Pick out every line in the data below that holds "联系我们".
---------- Listing
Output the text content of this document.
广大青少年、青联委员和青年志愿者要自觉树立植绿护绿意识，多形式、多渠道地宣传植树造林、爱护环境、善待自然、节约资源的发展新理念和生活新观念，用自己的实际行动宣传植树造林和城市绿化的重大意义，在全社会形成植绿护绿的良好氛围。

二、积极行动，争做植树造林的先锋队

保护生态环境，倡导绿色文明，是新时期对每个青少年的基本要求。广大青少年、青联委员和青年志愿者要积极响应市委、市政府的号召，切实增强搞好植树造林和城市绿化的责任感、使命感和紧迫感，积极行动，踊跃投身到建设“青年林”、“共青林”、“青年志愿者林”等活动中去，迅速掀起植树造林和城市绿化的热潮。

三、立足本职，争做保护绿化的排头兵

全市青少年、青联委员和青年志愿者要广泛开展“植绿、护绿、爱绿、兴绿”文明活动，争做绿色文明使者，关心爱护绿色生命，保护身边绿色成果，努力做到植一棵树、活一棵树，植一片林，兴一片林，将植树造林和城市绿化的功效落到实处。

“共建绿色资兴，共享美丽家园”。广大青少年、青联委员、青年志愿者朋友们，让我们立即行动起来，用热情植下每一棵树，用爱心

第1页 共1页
--------------------
---------- Listing
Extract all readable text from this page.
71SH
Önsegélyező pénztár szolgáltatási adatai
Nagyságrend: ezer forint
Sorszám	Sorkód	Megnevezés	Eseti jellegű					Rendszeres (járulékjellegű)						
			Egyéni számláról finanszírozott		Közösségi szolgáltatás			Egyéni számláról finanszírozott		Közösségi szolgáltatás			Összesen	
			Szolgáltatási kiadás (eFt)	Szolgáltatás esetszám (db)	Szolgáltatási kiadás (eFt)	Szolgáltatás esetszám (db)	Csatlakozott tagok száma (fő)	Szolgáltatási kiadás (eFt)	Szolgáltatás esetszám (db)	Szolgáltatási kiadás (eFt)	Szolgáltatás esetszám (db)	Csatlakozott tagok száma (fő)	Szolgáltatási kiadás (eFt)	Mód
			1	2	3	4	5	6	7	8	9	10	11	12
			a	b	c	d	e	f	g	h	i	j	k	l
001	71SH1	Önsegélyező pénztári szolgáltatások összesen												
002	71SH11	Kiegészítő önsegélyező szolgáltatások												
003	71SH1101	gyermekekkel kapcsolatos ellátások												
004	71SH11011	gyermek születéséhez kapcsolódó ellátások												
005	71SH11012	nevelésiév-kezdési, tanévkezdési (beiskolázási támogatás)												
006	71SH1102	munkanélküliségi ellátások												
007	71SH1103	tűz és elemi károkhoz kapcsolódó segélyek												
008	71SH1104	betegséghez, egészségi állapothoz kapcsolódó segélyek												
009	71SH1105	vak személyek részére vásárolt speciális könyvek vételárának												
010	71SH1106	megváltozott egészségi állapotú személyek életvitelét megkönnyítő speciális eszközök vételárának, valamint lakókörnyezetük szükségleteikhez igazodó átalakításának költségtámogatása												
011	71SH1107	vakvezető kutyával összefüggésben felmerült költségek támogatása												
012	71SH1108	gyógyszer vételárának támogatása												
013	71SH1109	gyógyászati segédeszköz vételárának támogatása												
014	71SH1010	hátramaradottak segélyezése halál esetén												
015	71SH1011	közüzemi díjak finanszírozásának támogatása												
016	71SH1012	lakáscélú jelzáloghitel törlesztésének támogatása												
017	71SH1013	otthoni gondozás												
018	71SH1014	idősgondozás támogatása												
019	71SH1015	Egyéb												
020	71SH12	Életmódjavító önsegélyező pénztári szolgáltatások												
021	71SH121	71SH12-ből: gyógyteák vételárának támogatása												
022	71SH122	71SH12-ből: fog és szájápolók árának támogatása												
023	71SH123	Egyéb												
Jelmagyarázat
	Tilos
--------------------
---------- Listing
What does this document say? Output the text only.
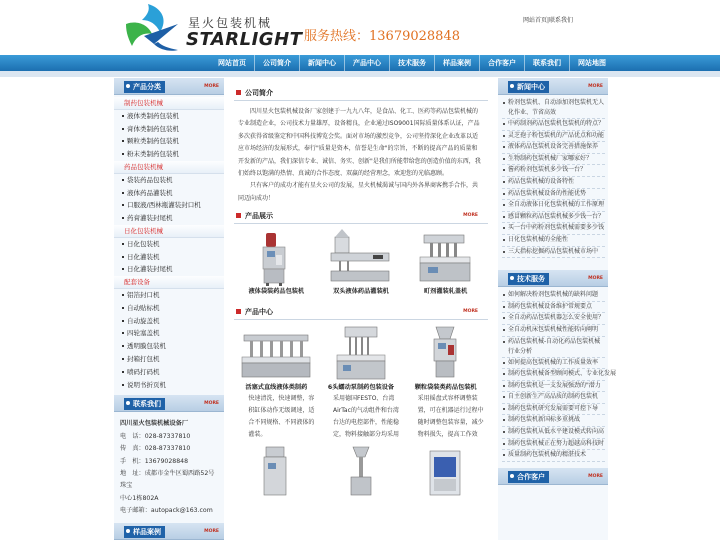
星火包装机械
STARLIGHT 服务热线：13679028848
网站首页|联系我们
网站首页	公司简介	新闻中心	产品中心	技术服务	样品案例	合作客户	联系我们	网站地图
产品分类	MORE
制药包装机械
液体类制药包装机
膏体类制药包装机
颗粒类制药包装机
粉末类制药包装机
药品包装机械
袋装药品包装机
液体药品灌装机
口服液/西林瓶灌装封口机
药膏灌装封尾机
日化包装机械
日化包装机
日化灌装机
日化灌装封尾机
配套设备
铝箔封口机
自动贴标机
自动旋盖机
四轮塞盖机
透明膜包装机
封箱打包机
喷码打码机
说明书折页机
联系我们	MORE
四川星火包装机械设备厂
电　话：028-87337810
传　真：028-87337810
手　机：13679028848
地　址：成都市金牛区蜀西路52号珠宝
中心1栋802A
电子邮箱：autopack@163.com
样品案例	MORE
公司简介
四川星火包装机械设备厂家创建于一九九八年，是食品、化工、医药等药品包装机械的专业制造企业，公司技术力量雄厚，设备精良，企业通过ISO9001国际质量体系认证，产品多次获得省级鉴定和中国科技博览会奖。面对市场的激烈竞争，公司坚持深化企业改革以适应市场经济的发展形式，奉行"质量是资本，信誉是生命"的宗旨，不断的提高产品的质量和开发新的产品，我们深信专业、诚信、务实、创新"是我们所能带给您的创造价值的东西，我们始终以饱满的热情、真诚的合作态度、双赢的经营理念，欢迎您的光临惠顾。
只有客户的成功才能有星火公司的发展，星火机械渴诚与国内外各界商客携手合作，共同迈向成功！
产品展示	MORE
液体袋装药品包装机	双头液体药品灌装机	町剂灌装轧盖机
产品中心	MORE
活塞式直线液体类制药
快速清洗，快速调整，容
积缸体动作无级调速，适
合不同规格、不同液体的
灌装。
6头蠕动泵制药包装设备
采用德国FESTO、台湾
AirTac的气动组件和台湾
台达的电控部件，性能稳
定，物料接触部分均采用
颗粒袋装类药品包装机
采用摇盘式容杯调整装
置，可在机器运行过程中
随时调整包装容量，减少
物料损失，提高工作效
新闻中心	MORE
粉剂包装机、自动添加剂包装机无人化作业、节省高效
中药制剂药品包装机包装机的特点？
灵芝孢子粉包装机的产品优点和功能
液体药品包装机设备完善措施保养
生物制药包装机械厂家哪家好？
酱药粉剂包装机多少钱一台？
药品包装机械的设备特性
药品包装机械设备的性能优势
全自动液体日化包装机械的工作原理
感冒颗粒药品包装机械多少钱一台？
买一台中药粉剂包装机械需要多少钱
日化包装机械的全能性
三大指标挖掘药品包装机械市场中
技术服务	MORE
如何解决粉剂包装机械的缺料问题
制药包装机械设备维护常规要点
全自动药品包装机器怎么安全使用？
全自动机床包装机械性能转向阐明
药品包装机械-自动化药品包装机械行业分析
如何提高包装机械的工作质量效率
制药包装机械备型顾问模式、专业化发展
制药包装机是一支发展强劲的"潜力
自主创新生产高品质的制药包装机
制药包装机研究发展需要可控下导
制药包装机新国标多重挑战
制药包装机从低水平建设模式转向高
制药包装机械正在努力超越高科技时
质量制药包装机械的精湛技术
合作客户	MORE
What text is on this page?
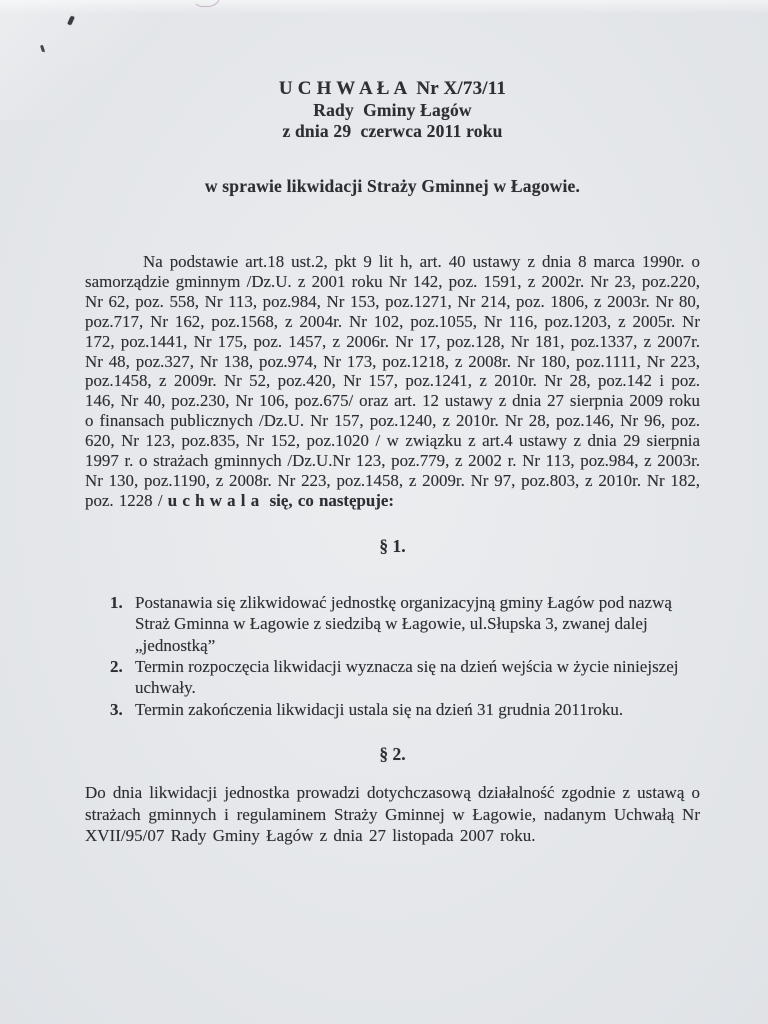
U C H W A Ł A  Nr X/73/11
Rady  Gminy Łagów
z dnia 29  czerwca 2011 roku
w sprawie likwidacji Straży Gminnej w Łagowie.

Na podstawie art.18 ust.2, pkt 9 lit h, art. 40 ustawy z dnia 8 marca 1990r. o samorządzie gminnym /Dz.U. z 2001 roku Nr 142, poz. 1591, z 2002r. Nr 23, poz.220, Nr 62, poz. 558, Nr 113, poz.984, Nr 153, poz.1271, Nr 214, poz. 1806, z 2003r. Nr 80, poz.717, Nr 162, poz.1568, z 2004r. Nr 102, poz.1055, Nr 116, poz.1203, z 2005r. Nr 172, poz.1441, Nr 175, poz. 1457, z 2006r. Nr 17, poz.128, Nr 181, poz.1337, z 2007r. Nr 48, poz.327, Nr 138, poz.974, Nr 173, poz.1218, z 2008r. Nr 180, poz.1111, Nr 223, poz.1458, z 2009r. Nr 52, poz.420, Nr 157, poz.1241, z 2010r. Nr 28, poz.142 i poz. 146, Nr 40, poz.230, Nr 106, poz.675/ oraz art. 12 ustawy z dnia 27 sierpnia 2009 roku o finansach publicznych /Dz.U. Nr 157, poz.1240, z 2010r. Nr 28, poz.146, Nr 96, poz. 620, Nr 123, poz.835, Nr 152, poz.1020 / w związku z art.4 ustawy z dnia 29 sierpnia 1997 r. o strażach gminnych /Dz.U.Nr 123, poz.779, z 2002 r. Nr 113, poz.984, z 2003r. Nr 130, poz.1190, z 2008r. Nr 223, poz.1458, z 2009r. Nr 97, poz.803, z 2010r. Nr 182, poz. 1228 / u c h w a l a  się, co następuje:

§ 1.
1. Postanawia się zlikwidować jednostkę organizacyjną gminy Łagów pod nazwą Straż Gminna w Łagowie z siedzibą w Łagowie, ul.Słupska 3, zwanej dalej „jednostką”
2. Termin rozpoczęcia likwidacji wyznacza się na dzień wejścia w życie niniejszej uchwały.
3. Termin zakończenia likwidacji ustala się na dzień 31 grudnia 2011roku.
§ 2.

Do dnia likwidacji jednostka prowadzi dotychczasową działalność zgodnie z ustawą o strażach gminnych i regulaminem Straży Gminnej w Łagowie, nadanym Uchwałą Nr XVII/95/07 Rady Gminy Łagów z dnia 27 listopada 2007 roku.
--------------------
Complete output:
网站首页|联系我们
网站首页	公司简介	新闻中心	产品中心	技术服务	样品案例	合作客户	联系我们	网站地图
联系我们	MORE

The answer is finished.